• **INSTRUCTIONS TO FOLLOW**
Output all records precisely as written.

Data excerpts
* Begin *
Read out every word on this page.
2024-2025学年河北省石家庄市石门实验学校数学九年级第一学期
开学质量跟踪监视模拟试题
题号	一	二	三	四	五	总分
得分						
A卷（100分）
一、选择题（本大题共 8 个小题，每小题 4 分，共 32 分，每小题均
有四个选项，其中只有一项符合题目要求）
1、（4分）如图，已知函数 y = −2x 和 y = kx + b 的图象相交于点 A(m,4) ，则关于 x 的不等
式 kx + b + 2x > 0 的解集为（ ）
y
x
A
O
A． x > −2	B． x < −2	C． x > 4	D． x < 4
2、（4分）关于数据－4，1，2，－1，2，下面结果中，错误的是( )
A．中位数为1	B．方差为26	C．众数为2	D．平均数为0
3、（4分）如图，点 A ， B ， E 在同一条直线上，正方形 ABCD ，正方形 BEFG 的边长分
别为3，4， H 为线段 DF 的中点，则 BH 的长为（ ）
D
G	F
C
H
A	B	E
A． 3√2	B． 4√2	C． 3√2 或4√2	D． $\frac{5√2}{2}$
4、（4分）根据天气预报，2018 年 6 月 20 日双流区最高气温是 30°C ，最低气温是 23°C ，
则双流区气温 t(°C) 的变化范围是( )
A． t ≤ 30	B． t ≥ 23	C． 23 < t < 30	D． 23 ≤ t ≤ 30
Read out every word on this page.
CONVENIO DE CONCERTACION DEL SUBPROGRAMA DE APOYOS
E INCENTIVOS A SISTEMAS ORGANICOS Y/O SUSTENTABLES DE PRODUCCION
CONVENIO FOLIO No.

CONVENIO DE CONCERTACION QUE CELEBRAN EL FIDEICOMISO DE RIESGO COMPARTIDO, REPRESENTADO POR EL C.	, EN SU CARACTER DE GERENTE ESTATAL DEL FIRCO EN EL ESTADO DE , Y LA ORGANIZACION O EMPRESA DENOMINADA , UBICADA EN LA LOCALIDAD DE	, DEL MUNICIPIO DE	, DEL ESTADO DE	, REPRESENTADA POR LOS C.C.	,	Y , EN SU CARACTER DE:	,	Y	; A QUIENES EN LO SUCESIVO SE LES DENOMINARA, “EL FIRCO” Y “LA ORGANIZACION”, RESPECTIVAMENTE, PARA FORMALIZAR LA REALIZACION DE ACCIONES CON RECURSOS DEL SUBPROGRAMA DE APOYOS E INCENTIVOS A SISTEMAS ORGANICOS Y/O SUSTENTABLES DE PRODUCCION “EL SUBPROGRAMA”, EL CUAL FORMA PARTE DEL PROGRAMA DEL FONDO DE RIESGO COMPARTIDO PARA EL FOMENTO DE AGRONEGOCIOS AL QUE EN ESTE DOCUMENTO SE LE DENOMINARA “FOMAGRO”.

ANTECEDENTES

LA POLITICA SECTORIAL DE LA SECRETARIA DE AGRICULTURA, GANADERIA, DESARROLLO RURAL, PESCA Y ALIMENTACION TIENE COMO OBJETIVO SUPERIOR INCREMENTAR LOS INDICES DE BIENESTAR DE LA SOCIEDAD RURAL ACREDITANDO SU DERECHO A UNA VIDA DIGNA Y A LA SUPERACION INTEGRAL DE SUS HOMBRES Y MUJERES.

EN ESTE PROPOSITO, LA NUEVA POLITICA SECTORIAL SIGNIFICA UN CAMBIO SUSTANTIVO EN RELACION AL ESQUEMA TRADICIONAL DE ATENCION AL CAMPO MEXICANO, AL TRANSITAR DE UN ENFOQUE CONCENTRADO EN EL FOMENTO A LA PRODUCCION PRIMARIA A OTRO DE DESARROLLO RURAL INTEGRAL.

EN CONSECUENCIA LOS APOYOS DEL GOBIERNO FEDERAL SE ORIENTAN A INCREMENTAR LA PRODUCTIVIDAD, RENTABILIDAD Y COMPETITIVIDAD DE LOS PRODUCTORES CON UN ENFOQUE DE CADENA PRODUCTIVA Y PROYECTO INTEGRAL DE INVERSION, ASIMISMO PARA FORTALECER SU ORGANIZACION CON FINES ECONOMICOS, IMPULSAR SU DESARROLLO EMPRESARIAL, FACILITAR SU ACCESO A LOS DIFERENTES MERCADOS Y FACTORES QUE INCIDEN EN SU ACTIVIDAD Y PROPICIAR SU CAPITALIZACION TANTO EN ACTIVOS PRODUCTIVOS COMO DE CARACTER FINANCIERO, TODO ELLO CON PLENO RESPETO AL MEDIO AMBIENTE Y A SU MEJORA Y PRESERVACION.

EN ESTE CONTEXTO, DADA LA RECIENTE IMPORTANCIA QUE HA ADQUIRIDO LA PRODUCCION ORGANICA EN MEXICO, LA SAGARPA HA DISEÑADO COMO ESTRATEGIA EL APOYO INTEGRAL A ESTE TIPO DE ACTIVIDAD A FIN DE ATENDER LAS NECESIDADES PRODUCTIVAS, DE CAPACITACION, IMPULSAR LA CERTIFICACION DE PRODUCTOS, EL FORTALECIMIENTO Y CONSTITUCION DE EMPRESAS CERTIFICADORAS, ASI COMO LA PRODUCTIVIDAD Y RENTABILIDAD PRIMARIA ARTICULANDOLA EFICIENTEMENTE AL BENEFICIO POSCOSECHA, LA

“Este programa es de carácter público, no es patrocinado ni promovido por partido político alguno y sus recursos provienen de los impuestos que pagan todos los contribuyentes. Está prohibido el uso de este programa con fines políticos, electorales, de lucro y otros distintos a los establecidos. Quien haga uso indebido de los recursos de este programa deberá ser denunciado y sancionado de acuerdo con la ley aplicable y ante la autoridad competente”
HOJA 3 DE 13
* End *
• **SOLUTION TO THE PROBLEM**
Read out every word on this page.
2024-2025学年河北省石家庄市石门实验学校数学九年级第一学期
开学质量跟踪监视模拟试题
题号	一	二	三	四	五	总分
得分						
A卷（100分）
一、选择题（本大题共 8 个小题，每小题 4 分，共 32 分，每小题均
有四个选项，其中只有一项符合题目要求）
1、（4分）如图，已知函数 y = −2x 和 y = kx + b 的图象相交于点 A(m,4) ，则关于 x 的不等
式 kx + b + 2x > 0 的解集为（ ）
y
x
A
O
A． x > −2	B． x < −2	C． x > 4	D． x < 4
2、（4分）关于数据－4，1，2，－1，2，下面结果中，错误的是( )
A．中位数为1	B．方差为26	C．众数为2	D．平均数为0
3、（4分）如图，点 A ， B ， E 在同一条直线上，正方形 ABCD ，正方形 BEFG 的边长分
别为3，4， H 为线段 DF 的中点，则 BH 的长为（ ）
D
G	F
C
H
A	B	E
A． 3√2	B． 4√2	C． 3√2 或4√2	D． $\frac{5√2}{2}$
4、（4分）根据天气预报，2018 年 6 月 20 日双流区最高气温是 30°C ，最低气温是 23°C ，
则双流区气温 t(°C) 的变化范围是( )
A． t ≤ 30	B． t ≥ 23	C． 23 < t < 30	D． 23 ≤ t ≤ 30
Read out every word on this page.
CONVENIO DE CONCERTACION DEL SUBPROGRAMA DE APOYOS
E INCENTIVOS A SISTEMAS ORGANICOS Y/O SUSTENTABLES DE PRODUCCION
CONVENIO FOLIO No.

CONVENIO DE CONCERTACION QUE CELEBRAN EL FIDEICOMISO DE RIESGO COMPARTIDO, REPRESENTADO POR EL C.	, EN SU CARACTER DE GERENTE ESTATAL DEL FIRCO EN EL ESTADO DE , Y LA ORGANIZACION O EMPRESA DENOMINADA , UBICADA EN LA LOCALIDAD DE	, DEL MUNICIPIO DE	, DEL ESTADO DE	, REPRESENTADA POR LOS C.C.	,	Y , EN SU CARACTER DE:	,	Y	; A QUIENES EN LO SUCESIVO SE LES DENOMINARA, “EL FIRCO” Y “LA ORGANIZACION”, RESPECTIVAMENTE, PARA FORMALIZAR LA REALIZACION DE ACCIONES CON RECURSOS DEL SUBPROGRAMA DE APOYOS E INCENTIVOS A SISTEMAS ORGANICOS Y/O SUSTENTABLES DE PRODUCCION “EL SUBPROGRAMA”, EL CUAL FORMA PARTE DEL PROGRAMA DEL FONDO DE RIESGO COMPARTIDO PARA EL FOMENTO DE AGRONEGOCIOS AL QUE EN ESTE DOCUMENTO SE LE DENOMINARA “FOMAGRO”.

ANTECEDENTES

LA POLITICA SECTORIAL DE LA SECRETARIA DE AGRICULTURA, GANADERIA, DESARROLLO RURAL, PESCA Y ALIMENTACION TIENE COMO OBJETIVO SUPERIOR INCREMENTAR LOS INDICES DE BIENESTAR DE LA SOCIEDAD RURAL ACREDITANDO SU DERECHO A UNA VIDA DIGNA Y A LA SUPERACION INTEGRAL DE SUS HOMBRES Y MUJERES.

EN ESTE PROPOSITO, LA NUEVA POLITICA SECTORIAL SIGNIFICA UN CAMBIO SUSTANTIVO EN RELACION AL ESQUEMA TRADICIONAL DE ATENCION AL CAMPO MEXICANO, AL TRANSITAR DE UN ENFOQUE CONCENTRADO EN EL FOMENTO A LA PRODUCCION PRIMARIA A OTRO DE DESARROLLO RURAL INTEGRAL.

EN CONSECUENCIA LOS APOYOS DEL GOBIERNO FEDERAL SE ORIENTAN A INCREMENTAR LA PRODUCTIVIDAD, RENTABILIDAD Y COMPETITIVIDAD DE LOS PRODUCTORES CON UN ENFOQUE DE CADENA PRODUCTIVA Y PROYECTO INTEGRAL DE INVERSION, ASIMISMO PARA FORTALECER SU ORGANIZACION CON FINES ECONOMICOS, IMPULSAR SU DESARROLLO EMPRESARIAL, FACILITAR SU ACCESO A LOS DIFERENTES MERCADOS Y FACTORES QUE INCIDEN EN SU ACTIVIDAD Y PROPICIAR SU CAPITALIZACION TANTO EN ACTIVOS PRODUCTIVOS COMO DE CARACTER FINANCIERO, TODO ELLO CON PLENO RESPETO AL MEDIO AMBIENTE Y A SU MEJORA Y PRESERVACION.

EN ESTE CONTEXTO, DADA LA RECIENTE IMPORTANCIA QUE HA ADQUIRIDO LA PRODUCCION ORGANICA EN MEXICO, LA SAGARPA HA DISEÑADO COMO ESTRATEGIA EL APOYO INTEGRAL A ESTE TIPO DE ACTIVIDAD A FIN DE ATENDER LAS NECESIDADES PRODUCTIVAS, DE CAPACITACION, IMPULSAR LA CERTIFICACION DE PRODUCTOS, EL FORTALECIMIENTO Y CONSTITUCION DE EMPRESAS CERTIFICADORAS, ASI COMO LA PRODUCTIVIDAD Y RENTABILIDAD PRIMARIA ARTICULANDOLA EFICIENTEMENTE AL BENEFICIO POSCOSECHA, LA

“Este programa es de carácter público, no es patrocinado ni promovido por partido político alguno y sus recursos provienen de los impuestos que pagan todos los contribuyentes. Está prohibido el uso de este programa con fines políticos, electorales, de lucro y otros distintos a los establecidos. Quien haga uso indebido de los recursos de este programa deberá ser denunciado y sancionado de acuerdo con la ley aplicable y ante la autoridad competente”
HOJA 3 DE 13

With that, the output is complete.